TASK STATEMENT:
In the entries below, find the lines with the word "Kroupa" and copy them.

EXERCISE MATERIALS:
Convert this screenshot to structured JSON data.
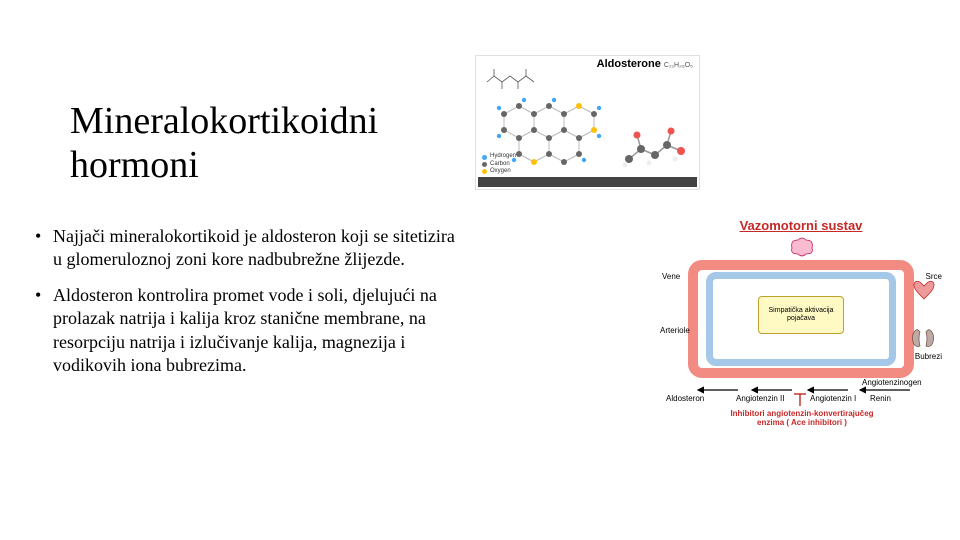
{
  "title_line1": "Mineralokortikoidni",
  "title_line2": "hormoni",
  "bullets": [
    "Najjači mineralokortikoid je aldosteron koji se sitetizira u glomeruloznoj zoni kore nadbubrežne žlijezde.",
    "Aldosteron kontrolira promet vode i soli, djelujući na prolazak natrija i kalija kroz stanične membrane, na resorpciju natrija i izlučivanje kalija, magnezija i vodikovih iona bubrezima."
  ],
  "fig_top": {
    "caption": "Aldosterone",
    "formula": "C₂₁H₂₈O₅",
    "hex_colors": [
      "#666666",
      "#ffc107",
      "#42a5f5"
    ],
    "line_color": "#888888",
    "legend_items": [
      {
        "label": "Hydrogen",
        "color": "#42a5f5"
      },
      {
        "label": "Carbon",
        "color": "#666666"
      },
      {
        "label": "Oxygen",
        "color": "#ffc107"
      }
    ],
    "footer_color": "#424242"
  },
  "fig_right": {
    "title": "Vazomotorni sustav",
    "loop_outer_color": "#f28b82",
    "loop_inner_color": "#a5c8e8",
    "center_box": "Simpatička aktivacija\\npojačava",
    "center_box_bg": "#fff9c4",
    "labels": {
      "vene": "Vene",
      "arteriole": "Arteriole",
      "srce": "Srce",
      "bubrezi": "Bubrezi",
      "aldosteron": "Aldosteron",
      "angiotenzinogen": "Angiotenzinogen",
      "angiotenzin2": "Angiotenzin II",
      "angiotenzin1": "Angiotenzin I",
      "renin": "Renin",
      "inhibitor": "Inhibitori angiotenzin-konvertirajučeg\\nenzima ( Ace inhibitori )"
    },
    "label_color_red": "#c62828"
  },
  "colors": {
    "background": "#ffffff",
    "text": "#000000"
  },
  "fontsize": {
    "title": 38,
    "body": 18,
    "fig_caption": 11,
    "fig_label": 8
  }
}
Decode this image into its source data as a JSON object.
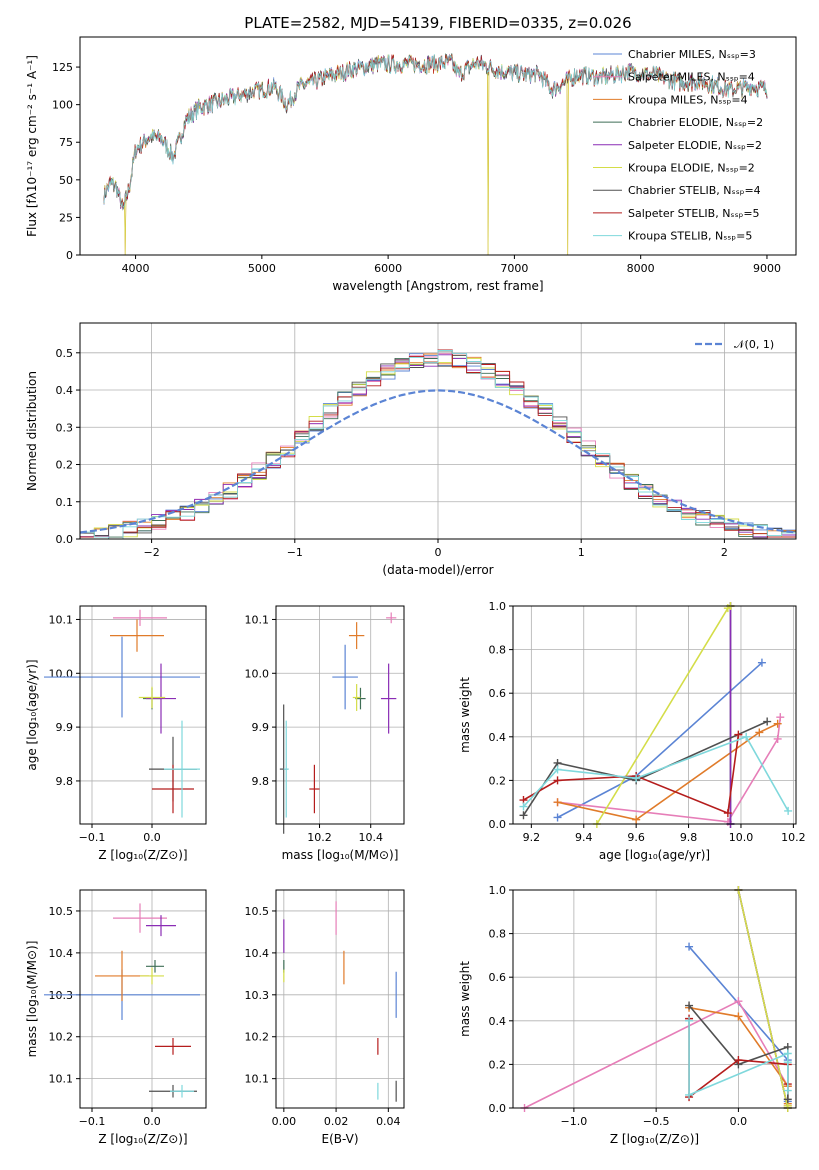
{
  "colors": [
    "#5b84d4",
    "#e67eb8",
    "#e07b2a",
    "#3f6e56",
    "#8a2db5",
    "#d4dd48",
    "#505050",
    "#b51d1d",
    "#7fd8dc"
  ],
  "chart_data": [
    {
      "id": "spectrum",
      "type": "line",
      "title": "PLATE=2582, MJD=54139, FIBERID=0335, z=0.026",
      "xlabel": "wavelength [Angstrom, rest frame]",
      "ylabel": "Flux [fλ10⁻¹⁷ erg cm⁻² s⁻¹ A⁻¹]",
      "xlim": [
        3560,
        9230
      ],
      "ylim": [
        0,
        145
      ],
      "xticks": [
        4000,
        5000,
        6000,
        7000,
        8000,
        9000
      ],
      "yticks": [
        0,
        25,
        50,
        75,
        100,
        125
      ],
      "grid": false,
      "legend_position": "top-right",
      "legend": [
        "Chabrier MILES, Nₛₛₚ=3",
        "Salpeter MILES, Nₛₛₚ=4",
        "Kroupa MILES, Nₛₛₚ=4",
        "Chabrier ELODIE, Nₛₛₚ=2",
        "Salpeter ELODIE, Nₛₛₚ=2",
        "Kroupa ELODIE, Nₛₛₚ=2",
        "Chabrier STELIB, Nₛₛₚ=4",
        "Salpeter STELIB, Nₛₛₚ=5",
        "Kroupa STELIB, Nₛₛₚ=5"
      ],
      "continuum": [
        [
          3750,
          40
        ],
        [
          3800,
          48
        ],
        [
          3850,
          45
        ],
        [
          3900,
          30
        ],
        [
          3950,
          45
        ],
        [
          4000,
          70
        ],
        [
          4100,
          78
        ],
        [
          4200,
          78
        ],
        [
          4300,
          65
        ],
        [
          4400,
          90
        ],
        [
          4500,
          98
        ],
        [
          4700,
          103
        ],
        [
          4900,
          108
        ],
        [
          5100,
          112
        ],
        [
          5200,
          100
        ],
        [
          5300,
          112
        ],
        [
          5500,
          118
        ],
        [
          5700,
          123
        ],
        [
          5900,
          127
        ],
        [
          6100,
          127
        ],
        [
          6300,
          127
        ],
        [
          6500,
          128
        ],
        [
          6560,
          120
        ],
        [
          6700,
          128
        ],
        [
          6900,
          122
        ],
        [
          7100,
          120
        ],
        [
          7200,
          120
        ],
        [
          7300,
          110
        ],
        [
          7500,
          120
        ],
        [
          7700,
          118
        ],
        [
          7900,
          122
        ],
        [
          8100,
          120
        ],
        [
          8300,
          115
        ],
        [
          8500,
          115
        ],
        [
          8700,
          110
        ],
        [
          8900,
          112
        ],
        [
          9000,
          110
        ]
      ],
      "deep_drops": [
        [
          3920,
          0
        ],
        [
          6790,
          0
        ],
        [
          7420,
          0
        ]
      ]
    },
    {
      "id": "residuals",
      "type": "line",
      "xlabel": "(data-model)/error",
      "ylabel": "Normed distribution",
      "xlim": [
        -2.5,
        2.5
      ],
      "ylim": [
        0,
        0.58
      ],
      "xticks": [
        -2,
        -1,
        0,
        1,
        2
      ],
      "xtick_labels": [
        "−2",
        "−1",
        "0",
        "1",
        "2"
      ],
      "yticks": [
        0,
        0.1,
        0.2,
        0.3,
        0.4,
        0.5
      ],
      "ytick_labels": [
        "0.0",
        "0.1",
        "0.2",
        "0.3",
        "0.4",
        "0.5"
      ],
      "grid": true,
      "legend_position": "top-right",
      "reference_label": "𝒩(0, 1)",
      "reference_color": "#5b84d4"
    },
    {
      "id": "age_vs_Z",
      "type": "scatter",
      "xlabel": "Z [log₁₀(Z/Z⊙)]",
      "ylabel": "age  [log₁₀(age/yr)]",
      "xlim": [
        -0.12,
        0.09
      ],
      "ylim": [
        9.72,
        10.125
      ],
      "xticks": [
        -0.1,
        0.0
      ],
      "xtick_labels": [
        "−0.1",
        "0.0"
      ],
      "yticks": [
        9.8,
        9.9,
        10.0,
        10.1
      ],
      "ytick_labels": [
        "9.8",
        "9.9",
        "10.0",
        "10.1"
      ],
      "grid": true,
      "points": [
        {
          "x": -0.05,
          "y": 9.993,
          "xerr": 0.13,
          "yerr": 0.075,
          "c": 0
        },
        {
          "x": -0.02,
          "y": 10.103,
          "xerr": 0.045,
          "yerr": 0.015,
          "c": 1
        },
        {
          "x": -0.025,
          "y": 10.07,
          "xerr": 0.045,
          "yerr": 0.03,
          "c": 2
        },
        {
          "x": 0.0,
          "y": 9.953,
          "xerr": 0.015,
          "yerr": 0.02,
          "c": 3
        },
        {
          "x": 0.015,
          "y": 9.953,
          "xerr": 0.025,
          "yerr": 0.065,
          "c": 4
        },
        {
          "x": 0.0,
          "y": 9.955,
          "xerr": 0.022,
          "yerr": 0.02,
          "c": 5
        },
        {
          "x": 0.035,
          "y": 9.822,
          "xerr": 0.04,
          "yerr": 0.06,
          "c": 6
        },
        {
          "x": 0.035,
          "y": 9.785,
          "xerr": 0.035,
          "yerr": 0.045,
          "c": 7
        },
        {
          "x": 0.05,
          "y": 9.822,
          "xerr": 0.03,
          "yerr": 0.09,
          "c": 8
        }
      ]
    },
    {
      "id": "age_vs_mass",
      "type": "scatter",
      "xlabel": "mass [log₁₀(M/M⊙)]",
      "ylabel": "",
      "xlim": [
        10.03,
        10.53
      ],
      "ylim": [
        9.72,
        10.125
      ],
      "xticks": [
        10.2,
        10.4
      ],
      "xtick_labels": [
        "10.2",
        "10.4"
      ],
      "yticks": [
        9.8,
        9.9,
        10.0,
        10.1
      ],
      "ytick_labels": [
        "9.8",
        "9.9",
        "10.0",
        "10.1"
      ],
      "grid": true,
      "points": [
        {
          "x": 10.3,
          "y": 9.993,
          "xerr": 0.05,
          "yerr": 0.06,
          "c": 0
        },
        {
          "x": 10.48,
          "y": 10.103,
          "xerr": 0.02,
          "yerr": 0.01,
          "c": 1
        },
        {
          "x": 10.345,
          "y": 10.07,
          "xerr": 0.03,
          "yerr": 0.025,
          "c": 2
        },
        {
          "x": 10.36,
          "y": 9.953,
          "xerr": 0.02,
          "yerr": 0.02,
          "c": 3
        },
        {
          "x": 10.47,
          "y": 9.953,
          "xerr": 0.03,
          "yerr": 0.065,
          "c": 4
        },
        {
          "x": 10.345,
          "y": 9.955,
          "xerr": 0.015,
          "yerr": 0.025,
          "c": 5
        },
        {
          "x": 10.06,
          "y": 9.822,
          "xerr": 0.015,
          "yerr": 0.12,
          "c": 6
        },
        {
          "x": 10.18,
          "y": 9.785,
          "xerr": 0.02,
          "yerr": 0.045,
          "c": 7
        },
        {
          "x": 10.07,
          "y": 9.822,
          "xerr": 0.01,
          "yerr": 0.09,
          "c": 8
        }
      ]
    },
    {
      "id": "weights_vs_age",
      "type": "line",
      "xlabel": "age  [log₁₀(age/yr)]",
      "ylabel": "mass weight",
      "xlim": [
        9.13,
        10.21
      ],
      "ylim": [
        0,
        1.0
      ],
      "xticks": [
        9.2,
        9.4,
        9.6,
        9.8,
        10.0,
        10.2
      ],
      "xtick_labels": [
        "9.2",
        "9.4",
        "9.6",
        "9.8",
        "10.0",
        "10.2"
      ],
      "yticks": [
        0,
        0.2,
        0.4,
        0.6,
        0.8,
        1.0
      ],
      "ytick_labels": [
        "0.0",
        "0.2",
        "0.4",
        "0.6",
        "0.8",
        "1.0"
      ],
      "grid": true,
      "series": [
        {
          "c": 0,
          "x": [
            9.3,
            9.6,
            10.08
          ],
          "y": [
            0.03,
            0.22,
            0.74
          ]
        },
        {
          "c": 1,
          "x": [
            9.3,
            9.95,
            10.14,
            10.15
          ],
          "y": [
            0.1,
            0.01,
            0.39,
            0.49
          ]
        },
        {
          "c": 2,
          "x": [
            9.3,
            9.6,
            10.07,
            10.14
          ],
          "y": [
            0.1,
            0.02,
            0.42,
            0.46
          ]
        },
        {
          "c": 3,
          "x": [
            9.96,
            9.96
          ],
          "y": [
            0.0,
            1.0
          ]
        },
        {
          "c": 4,
          "x": [
            9.96,
            9.96
          ],
          "y": [
            0.0,
            1.0
          ]
        },
        {
          "c": 5,
          "x": [
            9.45,
            9.95,
            9.96
          ],
          "y": [
            0.0,
            0.99,
            1.0
          ]
        },
        {
          "c": 6,
          "x": [
            9.17,
            9.3,
            9.6,
            10.1
          ],
          "y": [
            0.04,
            0.28,
            0.2,
            0.47
          ]
        },
        {
          "c": 7,
          "x": [
            9.17,
            9.3,
            9.6,
            9.95,
            9.99
          ],
          "y": [
            0.11,
            0.2,
            0.22,
            0.05,
            0.41
          ]
        },
        {
          "c": 8,
          "x": [
            9.17,
            9.3,
            9.6,
            10.02,
            10.18
          ],
          "y": [
            0.08,
            0.25,
            0.21,
            0.4,
            0.06
          ]
        }
      ]
    },
    {
      "id": "mass_vs_Z",
      "type": "scatter",
      "xlabel": "Z [log₁₀(Z/Z⊙)]",
      "ylabel": "mass [log₁₀(M/M⊙)]",
      "xlim": [
        -0.12,
        0.09
      ],
      "ylim": [
        10.03,
        10.55
      ],
      "xticks": [
        -0.1,
        0.0
      ],
      "xtick_labels": [
        "−0.1",
        "0.0"
      ],
      "yticks": [
        10.1,
        10.2,
        10.3,
        10.4,
        10.5
      ],
      "ytick_labels": [
        "10.1",
        "10.2",
        "10.3",
        "10.4",
        "10.5"
      ],
      "grid": true,
      "points": [
        {
          "x": -0.05,
          "y": 10.3,
          "xerr": 0.13,
          "yerr": 0.06,
          "c": 0
        },
        {
          "x": -0.02,
          "y": 10.483,
          "xerr": 0.045,
          "yerr": 0.035,
          "c": 1
        },
        {
          "x": -0.05,
          "y": 10.345,
          "xerr": 0.045,
          "yerr": 0.06,
          "c": 2
        },
        {
          "x": 0.005,
          "y": 10.368,
          "xerr": 0.015,
          "yerr": 0.015,
          "c": 3
        },
        {
          "x": 0.015,
          "y": 10.465,
          "xerr": 0.025,
          "yerr": 0.025,
          "c": 4
        },
        {
          "x": 0.0,
          "y": 10.345,
          "xerr": 0.02,
          "yerr": 0.02,
          "c": 5
        },
        {
          "x": 0.035,
          "y": 10.07,
          "xerr": 0.04,
          "yerr": 0.015,
          "c": 6
        },
        {
          "x": 0.035,
          "y": 10.177,
          "xerr": 0.03,
          "yerr": 0.02,
          "c": 7
        },
        {
          "x": 0.05,
          "y": 10.07,
          "xerr": 0.02,
          "yerr": 0.015,
          "c": 8
        }
      ]
    },
    {
      "id": "mass_vs_ebv",
      "type": "scatter",
      "xlabel": "E(B-V)",
      "ylabel": "",
      "xlim": [
        -0.003,
        0.046
      ],
      "ylim": [
        10.03,
        10.55
      ],
      "xticks": [
        0.0,
        0.02,
        0.04
      ],
      "xtick_labels": [
        "0.00",
        "0.02",
        "0.04"
      ],
      "yticks": [
        10.1,
        10.2,
        10.3,
        10.4,
        10.5
      ],
      "ytick_labels": [
        "10.1",
        "10.2",
        "10.3",
        "10.4",
        "10.5"
      ],
      "grid": true,
      "points": [
        {
          "x": 0.043,
          "y": 10.3,
          "xerr": 0,
          "yerr": 0.055,
          "c": 0
        },
        {
          "x": 0.02,
          "y": 10.483,
          "xerr": 0,
          "yerr": 0.04,
          "c": 1
        },
        {
          "x": 0.023,
          "y": 10.365,
          "xerr": 0,
          "yerr": 0.04,
          "c": 2
        },
        {
          "x": 0.0,
          "y": 10.368,
          "xerr": 0,
          "yerr": 0.015,
          "c": 3
        },
        {
          "x": 0.0,
          "y": 10.44,
          "xerr": 0,
          "yerr": 0.04,
          "c": 4
        },
        {
          "x": 0.0,
          "y": 10.345,
          "xerr": 0,
          "yerr": 0.015,
          "c": 5
        },
        {
          "x": 0.043,
          "y": 10.07,
          "xerr": 0,
          "yerr": 0.025,
          "c": 6
        },
        {
          "x": 0.036,
          "y": 10.177,
          "xerr": 0,
          "yerr": 0.02,
          "c": 7
        },
        {
          "x": 0.036,
          "y": 10.07,
          "xerr": 0,
          "yerr": 0.02,
          "c": 8
        }
      ]
    },
    {
      "id": "weights_vs_Z",
      "type": "line",
      "xlabel": "Z [log₁₀(Z/Z⊙)]",
      "ylabel": "mass weight",
      "xlim": [
        -1.37,
        0.35
      ],
      "ylim": [
        0,
        1.0
      ],
      "xticks": [
        -1.0,
        -0.5,
        0.0
      ],
      "xtick_labels": [
        "−1.0",
        "−0.5",
        "0.0"
      ],
      "yticks": [
        0,
        0.2,
        0.4,
        0.6,
        0.8,
        1.0
      ],
      "ytick_labels": [
        "0.0",
        "0.2",
        "0.4",
        "0.6",
        "0.8",
        "1.0"
      ],
      "grid": true,
      "series": [
        {
          "c": 0,
          "x": [
            -0.3,
            0.3,
            0.3
          ],
          "y": [
            0.74,
            0.22,
            0.03
          ]
        },
        {
          "c": 1,
          "x": [
            -1.3,
            0.0,
            0.3,
            0.3
          ],
          "y": [
            0.0,
            0.49,
            0.1,
            0.01
          ]
        },
        {
          "c": 2,
          "x": [
            -0.3,
            0.0,
            0.3,
            0.3
          ],
          "y": [
            0.46,
            0.42,
            0.1,
            0.02
          ]
        },
        {
          "c": 3,
          "x": [
            0.0,
            0.3
          ],
          "y": [
            1.0,
            0.0
          ]
        },
        {
          "c": 4,
          "x": [
            0.0,
            0.3
          ],
          "y": [
            1.0,
            0.0
          ]
        },
        {
          "c": 5,
          "x": [
            0.0,
            0.3,
            0.3
          ],
          "y": [
            1.0,
            0.0,
            0.01
          ]
        },
        {
          "c": 6,
          "x": [
            -0.3,
            0.0,
            0.3,
            0.3
          ],
          "y": [
            0.47,
            0.2,
            0.28,
            0.04
          ]
        },
        {
          "c": 7,
          "x": [
            -0.3,
            -0.3,
            0.0,
            0.3,
            0.3
          ],
          "y": [
            0.41,
            0.05,
            0.22,
            0.2,
            0.11
          ]
        },
        {
          "c": 8,
          "x": [
            -0.3,
            -0.3,
            0.3,
            0.3,
            0.3
          ],
          "y": [
            0.4,
            0.06,
            0.25,
            0.21,
            0.08
          ]
        }
      ]
    }
  ]
}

WRITTEN ANSWER:
        "Kroupa MILES, Nₛₛₚ=4",
        "Kroupa ELODIE, Nₛₛₚ=2",
        "Kroupa STELIB, Nₛₛₚ=5"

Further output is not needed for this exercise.